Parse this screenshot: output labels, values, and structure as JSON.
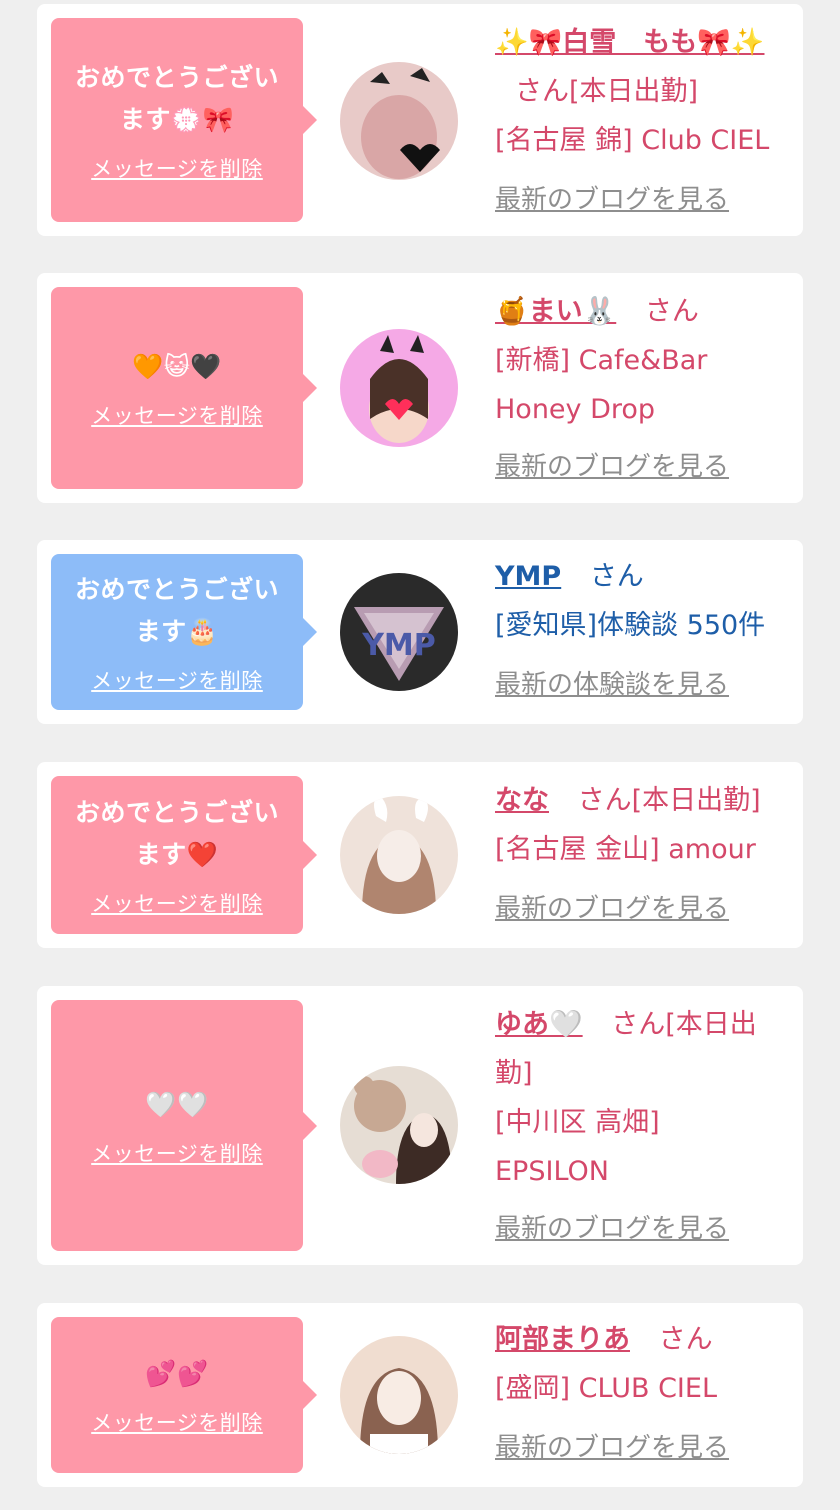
{
  "cards": [
    {
      "bubble_text": "おめでとうございます💮🎀",
      "delete_label": "メッセージを削除",
      "name": "✨🎀白雪　もも🎀✨",
      "suffix": "さん[本日出勤]",
      "shop": "[名古屋 錦] Club CIEL",
      "link": "最新のブログを見る",
      "avatar_colors": [
        "#e9c8c6",
        "#d9a2a3"
      ]
    },
    {
      "bubble_text": "🧡😺🖤",
      "delete_label": "メッセージを削除",
      "name": "🍯まい🐰",
      "suffix": "さん",
      "shop": "[新橋] Cafe&Bar Honey Drop",
      "link": "最新のブログを見る",
      "avatar_colors": [
        "#f8b0e8",
        "#e46fd0"
      ]
    },
    {
      "bubble_text": "おめでとうございます🎂",
      "delete_label": "メッセージを削除",
      "name": "YMP",
      "suffix": "さん",
      "shop": "[愛知県]体験談 550件",
      "link": "最新の体験談を見る",
      "avatar_colors": [
        "#2b2b2b",
        "#c8a9c6"
      ]
    },
    {
      "bubble_text": "おめでとうございます❤️",
      "delete_label": "メッセージを削除",
      "name": "なな",
      "suffix": "さん[本日出勤]",
      "shop": "[名古屋 金山] amour",
      "link": "最新のブログを見る",
      "avatar_colors": [
        "#f3e4dd",
        "#b48d7a"
      ]
    },
    {
      "bubble_text": "🤍🤍",
      "delete_label": "メッセージを削除",
      "name": "ゆあ🤍",
      "suffix": "さん[本日出勤]",
      "shop": "[中川区 高畑] EPSILON",
      "link": "最新のブログを見る",
      "avatar_colors": [
        "#e9dfd6",
        "#c7a892"
      ]
    },
    {
      "bubble_text": "💕💕",
      "delete_label": "メッセージを削除",
      "name": "阿部まりあ",
      "suffix": "さん",
      "shop": "[盛岡] CLUB CIEL",
      "link": "最新のブログを見る",
      "avatar_colors": [
        "#f1dccf",
        "#a97d63"
      ]
    }
  ]
}
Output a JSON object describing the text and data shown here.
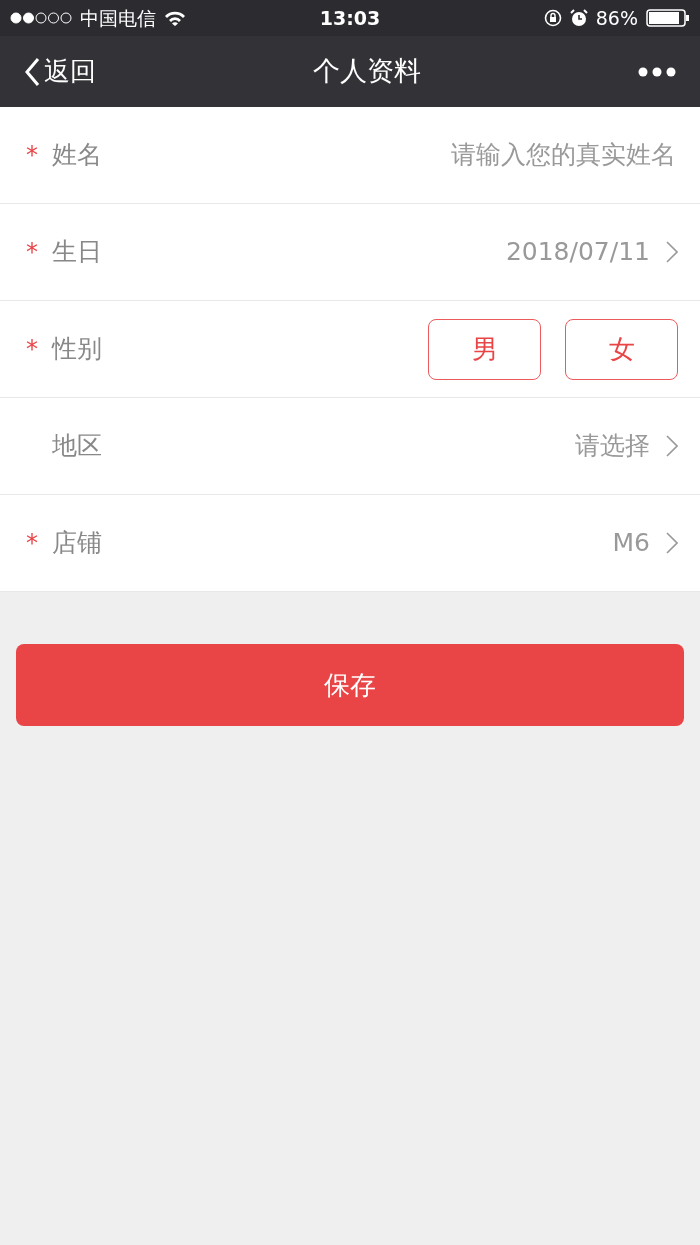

YOUR TASK: Can you repeat every record above exactly, apart from the pictures?

RESPONSE TO THIS TASK:
Parse this screenshot: output labels, values, and structure as JSON.
{
  "cards": [
    {
      "bubble_text": "おめでとうございます💮🎀",
      "delete_label": "メッセージを削除",
      "name": "✨🎀白雪　もも🎀✨",
      "suffix": "さん[本日出勤]",
      "shop": "[名古屋 錦] Club CIEL",
      "link": "最新のブログを見る",
      "avatar_colors": [
        "#e9c8c6",
        "#d9a2a3"
      ]
    },
    {
      "bubble_text": "🧡😺🖤",
      "delete_label": "メッセージを削除",
      "name": "🍯まい🐰",
      "suffix": "さん",
      "shop": "[新橋] Cafe&Bar Honey Drop",
      "link": "最新のブログを見る",
      "avatar_colors": [
        "#f8b0e8",
        "#e46fd0"
      ]
    },
    {
      "bubble_text": "おめでとうございます🎂",
      "delete_label": "メッセージを削除",
      "name": "YMP",
      "suffix": "さん",
      "shop": "[愛知県]体験談 550件",
      "link": "最新の体験談を見る",
      "avatar_colors": [
        "#2b2b2b",
        "#c8a9c6"
      ]
    },
    {
      "bubble_text": "おめでとうございます❤️",
      "delete_label": "メッセージを削除",
      "name": "なな",
      "suffix": "さん[本日出勤]",
      "shop": "[名古屋 金山] amour",
      "link": "最新のブログを見る",
      "avatar_colors": [
        "#f3e4dd",
        "#b48d7a"
      ]
    },
    {
      "bubble_text": "🤍🤍",
      "delete_label": "メッセージを削除",
      "name": "ゆあ🤍",
      "suffix": "さん[本日出勤]",
      "shop": "[中川区 高畑] EPSILON",
      "link": "最新のブログを見る",
      "avatar_colors": [
        "#e9dfd6",
        "#c7a892"
      ]
    },
    {
      "bubble_text": "💕💕",
      "delete_label": "メッセージを削除",
      "name": "阿部まりあ",
      "suffix": "さん",
      "shop": "[盛岡] CLUB CIEL",
      "link": "最新のブログを見る",
      "avatar_colors": [
        "#f1dccf",
        "#a97d63"
      ]
    }
  ]
}
Output a JSON object describing the text and data shown here.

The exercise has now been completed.